→ **WHAT IS EXPECTED**
Transcribe the listing that follows in full, omitting pictures.

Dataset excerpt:
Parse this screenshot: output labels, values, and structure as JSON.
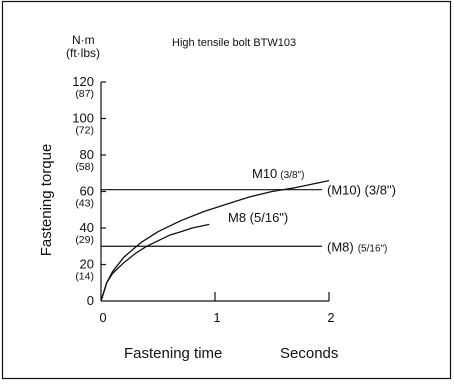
{
  "chart_data": {
    "type": "line",
    "title": "High tensile bolt  BTW103",
    "ylabel": "Fastening torque",
    "yunit_main": "N·m",
    "yunit_sub": "(ft·lbs)",
    "xlabel": "Fastening time",
    "xunit": "Seconds",
    "xlim": [
      0,
      2
    ],
    "ylim": [
      0,
      120
    ],
    "x_ticks": [
      {
        "value": 0,
        "label": "0"
      },
      {
        "value": 1,
        "label": "1"
      },
      {
        "value": 2,
        "label": "2"
      }
    ],
    "y_ticks": [
      {
        "value": 0,
        "label": "0",
        "sub": ""
      },
      {
        "value": 20,
        "label": "20",
        "sub": "(14)"
      },
      {
        "value": 40,
        "label": "40",
        "sub": "(29)"
      },
      {
        "value": 60,
        "label": "60",
        "sub": "(43)"
      },
      {
        "value": 80,
        "label": "80",
        "sub": "(58)"
      },
      {
        "value": 100,
        "label": "100",
        "sub": "(72)"
      },
      {
        "value": 120,
        "label": "120",
        "sub": "(87)"
      }
    ],
    "series": [
      {
        "name": "M10",
        "name_suffix": "(3/8\")",
        "x": [
          0,
          0.05,
          0.1,
          0.2,
          0.35,
          0.5,
          0.7,
          0.9,
          1.1,
          1.3,
          1.5,
          1.7,
          2.0
        ],
        "y": [
          0,
          10,
          16,
          24,
          32,
          38,
          44,
          49,
          53,
          57,
          60,
          62,
          66
        ]
      },
      {
        "name": "M8 (5/16\")",
        "name_suffix": "",
        "x": [
          0,
          0.05,
          0.1,
          0.2,
          0.3,
          0.4,
          0.5,
          0.6,
          0.7,
          0.8,
          0.95
        ],
        "y": [
          0,
          10,
          15,
          21,
          26,
          30,
          33,
          36,
          38,
          40,
          42
        ]
      }
    ],
    "reference_lines": [
      {
        "name": "(M10) (3/8\")",
        "value": 61
      },
      {
        "name": "(M8)",
        "name_suffix": "(5/16\")",
        "value": 30
      }
    ]
  }
}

→ **SOLUTION BELOW**
Parse this screenshot: output labels, values, and structure as JSON.
{
  "chart_data": {
    "type": "line",
    "title": "High tensile bolt  BTW103",
    "ylabel": "Fastening torque",
    "yunit_main": "N·m",
    "yunit_sub": "(ft·lbs)",
    "xlabel": "Fastening time",
    "xunit": "Seconds",
    "xlim": [
      0,
      2
    ],
    "ylim": [
      0,
      120
    ],
    "x_ticks": [
      {
        "value": 0,
        "label": "0"
      },
      {
        "value": 1,
        "label": "1"
      },
      {
        "value": 2,
        "label": "2"
      }
    ],
    "y_ticks": [
      {
        "value": 0,
        "label": "0",
        "sub": ""
      },
      {
        "value": 20,
        "label": "20",
        "sub": "(14)"
      },
      {
        "value": 40,
        "label": "40",
        "sub": "(29)"
      },
      {
        "value": 60,
        "label": "60",
        "sub": "(43)"
      },
      {
        "value": 80,
        "label": "80",
        "sub": "(58)"
      },
      {
        "value": 100,
        "label": "100",
        "sub": "(72)"
      },
      {
        "value": 120,
        "label": "120",
        "sub": "(87)"
      }
    ],
    "series": [
      {
        "name": "M10",
        "name_suffix": "(3/8\")",
        "x": [
          0,
          0.05,
          0.1,
          0.2,
          0.35,
          0.5,
          0.7,
          0.9,
          1.1,
          1.3,
          1.5,
          1.7,
          2.0
        ],
        "y": [
          0,
          10,
          16,
          24,
          32,
          38,
          44,
          49,
          53,
          57,
          60,
          62,
          66
        ]
      },
      {
        "name": "M8 (5/16\")",
        "name_suffix": "",
        "x": [
          0,
          0.05,
          0.1,
          0.2,
          0.3,
          0.4,
          0.5,
          0.6,
          0.7,
          0.8,
          0.95
        ],
        "y": [
          0,
          10,
          15,
          21,
          26,
          30,
          33,
          36,
          38,
          40,
          42
        ]
      }
    ],
    "reference_lines": [
      {
        "name": "(M10) (3/8\")",
        "value": 61
      },
      {
        "name": "(M8)",
        "name_suffix": "(5/16\")",
        "value": 30
      }
    ]
  }
}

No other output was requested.